** START ENTRIES PROVIDED **

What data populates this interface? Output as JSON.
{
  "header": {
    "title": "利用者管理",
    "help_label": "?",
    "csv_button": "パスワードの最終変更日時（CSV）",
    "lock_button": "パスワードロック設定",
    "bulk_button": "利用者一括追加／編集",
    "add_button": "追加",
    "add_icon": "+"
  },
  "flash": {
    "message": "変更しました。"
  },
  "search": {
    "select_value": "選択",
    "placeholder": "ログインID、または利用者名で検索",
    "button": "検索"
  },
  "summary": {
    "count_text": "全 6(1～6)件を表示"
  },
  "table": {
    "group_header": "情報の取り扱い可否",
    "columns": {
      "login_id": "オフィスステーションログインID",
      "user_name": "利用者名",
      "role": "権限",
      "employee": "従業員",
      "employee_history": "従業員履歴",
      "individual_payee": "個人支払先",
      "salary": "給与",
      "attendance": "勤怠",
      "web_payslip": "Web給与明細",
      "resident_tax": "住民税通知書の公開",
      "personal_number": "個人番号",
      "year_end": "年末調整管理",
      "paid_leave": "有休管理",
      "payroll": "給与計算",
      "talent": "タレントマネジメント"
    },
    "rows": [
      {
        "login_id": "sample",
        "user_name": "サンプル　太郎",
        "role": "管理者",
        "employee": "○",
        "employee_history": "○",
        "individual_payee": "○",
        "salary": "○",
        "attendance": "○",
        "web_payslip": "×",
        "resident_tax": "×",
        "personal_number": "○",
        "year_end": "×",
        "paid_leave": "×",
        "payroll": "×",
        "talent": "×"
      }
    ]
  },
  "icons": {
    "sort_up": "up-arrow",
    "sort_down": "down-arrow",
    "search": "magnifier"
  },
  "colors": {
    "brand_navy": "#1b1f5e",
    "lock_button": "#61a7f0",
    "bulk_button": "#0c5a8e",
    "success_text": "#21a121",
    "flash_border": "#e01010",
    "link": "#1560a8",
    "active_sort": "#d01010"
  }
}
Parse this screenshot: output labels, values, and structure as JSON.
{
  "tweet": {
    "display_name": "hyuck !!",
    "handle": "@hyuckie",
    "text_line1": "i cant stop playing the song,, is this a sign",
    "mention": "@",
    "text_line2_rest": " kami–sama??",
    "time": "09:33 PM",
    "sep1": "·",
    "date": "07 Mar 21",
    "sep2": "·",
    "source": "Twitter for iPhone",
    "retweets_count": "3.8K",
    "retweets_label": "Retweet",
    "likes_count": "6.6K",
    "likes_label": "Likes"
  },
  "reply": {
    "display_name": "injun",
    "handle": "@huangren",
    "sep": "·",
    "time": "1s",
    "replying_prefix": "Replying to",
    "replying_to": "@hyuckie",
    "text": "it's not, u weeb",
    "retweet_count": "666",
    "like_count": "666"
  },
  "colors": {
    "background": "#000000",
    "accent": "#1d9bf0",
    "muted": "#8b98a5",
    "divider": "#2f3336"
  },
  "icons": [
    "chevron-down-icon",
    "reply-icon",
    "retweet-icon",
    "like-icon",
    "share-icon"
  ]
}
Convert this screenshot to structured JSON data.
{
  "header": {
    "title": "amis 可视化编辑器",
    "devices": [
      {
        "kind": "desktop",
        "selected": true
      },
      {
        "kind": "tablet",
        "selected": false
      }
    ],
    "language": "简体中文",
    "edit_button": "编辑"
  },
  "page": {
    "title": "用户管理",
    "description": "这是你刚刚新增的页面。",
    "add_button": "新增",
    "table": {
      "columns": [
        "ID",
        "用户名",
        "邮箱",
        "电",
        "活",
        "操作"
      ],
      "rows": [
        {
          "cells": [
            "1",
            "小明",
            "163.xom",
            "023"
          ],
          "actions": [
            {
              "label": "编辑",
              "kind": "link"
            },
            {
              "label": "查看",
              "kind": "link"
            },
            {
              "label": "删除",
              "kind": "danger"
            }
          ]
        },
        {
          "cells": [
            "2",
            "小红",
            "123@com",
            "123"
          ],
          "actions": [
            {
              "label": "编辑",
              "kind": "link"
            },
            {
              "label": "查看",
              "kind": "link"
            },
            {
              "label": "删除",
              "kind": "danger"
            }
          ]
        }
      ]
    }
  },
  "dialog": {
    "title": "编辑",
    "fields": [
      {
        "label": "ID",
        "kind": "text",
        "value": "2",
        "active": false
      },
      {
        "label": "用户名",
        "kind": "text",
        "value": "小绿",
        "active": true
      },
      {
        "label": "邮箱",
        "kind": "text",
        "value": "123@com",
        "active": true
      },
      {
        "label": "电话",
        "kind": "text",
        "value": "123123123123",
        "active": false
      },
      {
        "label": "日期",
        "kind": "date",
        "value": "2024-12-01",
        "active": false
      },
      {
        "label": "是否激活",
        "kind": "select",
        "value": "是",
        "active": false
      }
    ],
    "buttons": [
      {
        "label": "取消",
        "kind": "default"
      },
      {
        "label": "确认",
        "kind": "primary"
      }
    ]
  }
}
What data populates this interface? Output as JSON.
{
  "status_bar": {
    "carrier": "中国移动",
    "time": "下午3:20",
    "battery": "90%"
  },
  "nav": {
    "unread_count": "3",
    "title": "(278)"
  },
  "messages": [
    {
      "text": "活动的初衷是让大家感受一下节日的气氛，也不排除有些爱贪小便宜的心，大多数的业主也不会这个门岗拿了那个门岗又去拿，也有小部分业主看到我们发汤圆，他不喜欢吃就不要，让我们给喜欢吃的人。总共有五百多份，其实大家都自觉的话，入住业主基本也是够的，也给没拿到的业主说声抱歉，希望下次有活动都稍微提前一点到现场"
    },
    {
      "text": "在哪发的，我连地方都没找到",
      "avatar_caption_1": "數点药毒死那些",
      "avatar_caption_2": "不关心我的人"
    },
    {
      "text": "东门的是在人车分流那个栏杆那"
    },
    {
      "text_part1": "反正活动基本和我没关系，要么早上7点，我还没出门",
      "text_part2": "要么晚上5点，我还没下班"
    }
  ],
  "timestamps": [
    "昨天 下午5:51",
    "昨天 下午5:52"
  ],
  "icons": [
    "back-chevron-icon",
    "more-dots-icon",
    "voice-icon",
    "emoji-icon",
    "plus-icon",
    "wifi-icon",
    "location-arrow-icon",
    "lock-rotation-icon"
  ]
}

** END ENTRIES PROVIDED **

• **TASK DESCRIPTION**: Emit the records above again, exactly, with no line skipped.

• **SOLUTION TO THIS EXERCISE**:
What data populates this interface? Output as JSON.
{
  "header": {
    "title": "利用者管理",
    "help_label": "?",
    "csv_button": "パスワードの最終変更日時（CSV）",
    "lock_button": "パスワードロック設定",
    "bulk_button": "利用者一括追加／編集",
    "add_button": "追加",
    "add_icon": "+"
  },
  "flash": {
    "message": "変更しました。"
  },
  "search": {
    "select_value": "選択",
    "placeholder": "ログインID、または利用者名で検索",
    "button": "検索"
  },
  "summary": {
    "count_text": "全 6(1～6)件を表示"
  },
  "table": {
    "group_header": "情報の取り扱い可否",
    "columns": {
      "login_id": "オフィスステーションログインID",
      "user_name": "利用者名",
      "role": "権限",
      "employee": "従業員",
      "employee_history": "従業員履歴",
      "individual_payee": "個人支払先",
      "salary": "給与",
      "attendance": "勤怠",
      "web_payslip": "Web給与明細",
      "resident_tax": "住民税通知書の公開",
      "personal_number": "個人番号",
      "year_end": "年末調整管理",
      "paid_leave": "有休管理",
      "payroll": "給与計算",
      "talent": "タレントマネジメント"
    },
    "rows": [
      {
        "login_id": "sample",
        "user_name": "サンプル　太郎",
        "role": "管理者",
        "employee": "○",
        "employee_history": "○",
        "individual_payee": "○",
        "salary": "○",
        "attendance": "○",
        "web_payslip": "×",
        "resident_tax": "×",
        "personal_number": "○",
        "year_end": "×",
        "paid_leave": "×",
        "payroll": "×",
        "talent": "×"
      }
    ]
  },
  "icons": {
    "sort_up": "up-arrow",
    "sort_down": "down-arrow",
    "search": "magnifier"
  },
  "colors": {
    "brand_navy": "#1b1f5e",
    "lock_button": "#61a7f0",
    "bulk_button": "#0c5a8e",
    "success_text": "#21a121",
    "flash_border": "#e01010",
    "link": "#1560a8",
    "active_sort": "#d01010"
  }
}
Parse this screenshot: output labels, values, and structure as JSON.
{
  "tweet": {
    "display_name": "hyuck !!",
    "handle": "@hyuckie",
    "text_line1": "i cant stop playing the song,, is this a sign",
    "mention": "@",
    "text_line2_rest": " kami–sama??",
    "time": "09:33 PM",
    "sep1": "·",
    "date": "07 Mar 21",
    "sep2": "·",
    "source": "Twitter for iPhone",
    "retweets_count": "3.8K",
    "retweets_label": "Retweet",
    "likes_count": "6.6K",
    "likes_label": "Likes"
  },
  "reply": {
    "display_name": "injun",
    "handle": "@huangren",
    "sep": "·",
    "time": "1s",
    "replying_prefix": "Replying to",
    "replying_to": "@hyuckie",
    "text": "it's not, u weeb",
    "retweet_count": "666",
    "like_count": "666"
  },
  "colors": {
    "background": "#000000",
    "accent": "#1d9bf0",
    "muted": "#8b98a5",
    "divider": "#2f3336"
  },
  "icons": [
    "chevron-down-icon",
    "reply-icon",
    "retweet-icon",
    "like-icon",
    "share-icon"
  ]
}
Convert this screenshot to structured JSON data.
{
  "header": {
    "title": "amis 可视化编辑器",
    "devices": [
      {
        "kind": "desktop",
        "selected": true
      },
      {
        "kind": "tablet",
        "selected": false
      }
    ],
    "language": "简体中文",
    "edit_button": "编辑"
  },
  "page": {
    "title": "用户管理",
    "description": "这是你刚刚新增的页面。",
    "add_button": "新增",
    "table": {
      "columns": [
        "ID",
        "用户名",
        "邮箱",
        "电",
        "活",
        "操作"
      ],
      "rows": [
        {
          "cells": [
            "1",
            "小明",
            "163.xom",
            "023"
          ],
          "actions": [
            {
              "label": "编辑",
              "kind": "link"
            },
            {
              "label": "查看",
              "kind": "link"
            },
            {
              "label": "删除",
              "kind": "danger"
            }
          ]
        },
        {
          "cells": [
            "2",
            "小红",
            "123@com",
            "123"
          ],
          "actions": [
            {
              "label": "编辑",
              "kind": "link"
            },
            {
              "label": "查看",
              "kind": "link"
            },
            {
              "label": "删除",
              "kind": "danger"
            }
          ]
        }
      ]
    }
  },
  "dialog": {
    "title": "编辑",
    "fields": [
      {
        "label": "ID",
        "kind": "text",
        "value": "2",
        "active": false
      },
      {
        "label": "用户名",
        "kind": "text",
        "value": "小绿",
        "active": true
      },
      {
        "label": "邮箱",
        "kind": "text",
        "value": "123@com",
        "active": true
      },
      {
        "label": "电话",
        "kind": "text",
        "value": "123123123123",
        "active": false
      },
      {
        "label": "日期",
        "kind": "date",
        "value": "2024-12-01",
        "active": false
      },
      {
        "label": "是否激活",
        "kind": "select",
        "value": "是",
        "active": false
      }
    ],
    "buttons": [
      {
        "label": "取消",
        "kind": "default"
      },
      {
        "label": "确认",
        "kind": "primary"
      }
    ]
  }
}
What data populates this interface? Output as JSON.
{
  "status_bar": {
    "carrier": "中国移动",
    "time": "下午3:20",
    "battery": "90%"
  },
  "nav": {
    "unread_count": "3",
    "title": "(278)"
  },
  "messages": [
    {
      "text": "活动的初衷是让大家感受一下节日的气氛，也不排除有些爱贪小便宜的心，大多数的业主也不会这个门岗拿了那个门岗又去拿，也有小部分业主看到我们发汤圆，他不喜欢吃就不要，让我们给喜欢吃的人。总共有五百多份，其实大家都自觉的话，入住业主基本也是够的，也给没拿到的业主说声抱歉，希望下次有活动都稍微提前一点到现场"
    },
    {
      "text": "在哪发的，我连地方都没找到",
      "avatar_caption_1": "數点药毒死那些",
      "avatar_caption_2": "不关心我的人"
    },
    {
      "text": "东门的是在人车分流那个栏杆那"
    },
    {
      "text_part1": "反正活动基本和我没关系，要么早上7点，我还没出门",
      "text_part2": "要么晚上5点，我还没下班"
    }
  ],
  "timestamps": [
    "昨天 下午5:51",
    "昨天 下午5:52"
  ],
  "icons": [
    "back-chevron-icon",
    "more-dots-icon",
    "voice-icon",
    "emoji-icon",
    "plus-icon",
    "wifi-icon",
    "location-arrow-icon",
    "lock-rotation-icon"
  ]
}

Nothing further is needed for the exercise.